Given information »

━━━━━━━━━━━━━━━━

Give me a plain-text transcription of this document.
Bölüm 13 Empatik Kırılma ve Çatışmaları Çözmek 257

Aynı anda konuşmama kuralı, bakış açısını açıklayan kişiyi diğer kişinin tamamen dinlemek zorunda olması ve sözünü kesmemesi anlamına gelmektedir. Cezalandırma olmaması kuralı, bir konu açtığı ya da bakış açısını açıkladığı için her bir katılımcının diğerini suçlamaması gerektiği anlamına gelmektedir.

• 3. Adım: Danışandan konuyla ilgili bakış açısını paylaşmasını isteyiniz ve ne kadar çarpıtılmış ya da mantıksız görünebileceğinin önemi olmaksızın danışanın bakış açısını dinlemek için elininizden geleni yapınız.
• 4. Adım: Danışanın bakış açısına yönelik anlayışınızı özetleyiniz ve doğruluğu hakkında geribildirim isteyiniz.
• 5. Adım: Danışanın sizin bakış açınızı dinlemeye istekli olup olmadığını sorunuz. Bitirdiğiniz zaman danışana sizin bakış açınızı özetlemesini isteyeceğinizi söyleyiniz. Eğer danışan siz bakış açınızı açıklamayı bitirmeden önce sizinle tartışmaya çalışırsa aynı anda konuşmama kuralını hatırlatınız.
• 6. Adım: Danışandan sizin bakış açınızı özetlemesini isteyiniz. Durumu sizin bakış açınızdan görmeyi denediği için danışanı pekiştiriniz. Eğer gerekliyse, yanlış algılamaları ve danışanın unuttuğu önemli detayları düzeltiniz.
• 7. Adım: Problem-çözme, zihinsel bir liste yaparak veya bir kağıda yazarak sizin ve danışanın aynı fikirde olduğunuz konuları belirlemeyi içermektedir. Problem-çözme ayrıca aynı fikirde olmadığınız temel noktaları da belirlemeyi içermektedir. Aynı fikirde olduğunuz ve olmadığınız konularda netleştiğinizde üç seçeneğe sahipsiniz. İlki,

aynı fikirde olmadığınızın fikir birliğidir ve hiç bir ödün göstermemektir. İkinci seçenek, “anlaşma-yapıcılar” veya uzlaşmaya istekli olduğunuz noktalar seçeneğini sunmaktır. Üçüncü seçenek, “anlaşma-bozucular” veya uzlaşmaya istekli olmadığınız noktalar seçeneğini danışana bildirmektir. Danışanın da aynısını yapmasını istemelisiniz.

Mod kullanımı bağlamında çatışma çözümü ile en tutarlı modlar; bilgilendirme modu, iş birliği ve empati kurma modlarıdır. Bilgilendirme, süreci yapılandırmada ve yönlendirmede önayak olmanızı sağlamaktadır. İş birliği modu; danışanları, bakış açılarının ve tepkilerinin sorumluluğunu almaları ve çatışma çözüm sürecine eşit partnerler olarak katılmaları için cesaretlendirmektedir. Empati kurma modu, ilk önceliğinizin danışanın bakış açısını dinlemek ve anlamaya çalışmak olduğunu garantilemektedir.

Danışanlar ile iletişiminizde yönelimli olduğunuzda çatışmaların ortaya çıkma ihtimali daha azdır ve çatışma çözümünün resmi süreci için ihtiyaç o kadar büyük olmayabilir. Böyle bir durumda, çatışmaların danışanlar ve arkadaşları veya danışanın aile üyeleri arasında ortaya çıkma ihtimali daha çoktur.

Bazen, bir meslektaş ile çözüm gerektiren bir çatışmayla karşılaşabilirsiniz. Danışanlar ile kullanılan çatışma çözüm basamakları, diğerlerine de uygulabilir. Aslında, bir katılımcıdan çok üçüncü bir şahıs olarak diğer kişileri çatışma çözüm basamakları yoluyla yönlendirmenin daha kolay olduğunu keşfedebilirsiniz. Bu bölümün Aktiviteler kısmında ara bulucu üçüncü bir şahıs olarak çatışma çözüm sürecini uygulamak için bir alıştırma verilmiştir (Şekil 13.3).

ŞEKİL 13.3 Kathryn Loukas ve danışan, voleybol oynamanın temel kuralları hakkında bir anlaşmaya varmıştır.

━━━━━━━━━━━━━━━━

Objective » Search the lines above for the string "açınızı", then show every one that has it.

Completed exercise »
• 5. Adım: Danışanın sizin bakış açınızı dinlemeye istekli olup olmadığını sorunuz. Bitirdiğiniz zaman danışana sizin bakış açınızı özetlemesini isteyeceğinizi söyleyiniz. Eğer danışan siz bakış açınızı açıklamayı bitirmeden önce sizinle tartışmaya çalışırsa aynı anda konuşmama kuralını hatırlatınız.
• 6. Adım: Danışandan sizin bakış açınızı özetlemesini isteyiniz. Durumu sizin bakış açınızdan görmeyi denediği için danışanı pekiştiriniz. Eğer gerekliyse, yanlış algılamaları ve danışanın unuttuğu önemli detayları düzeltiniz.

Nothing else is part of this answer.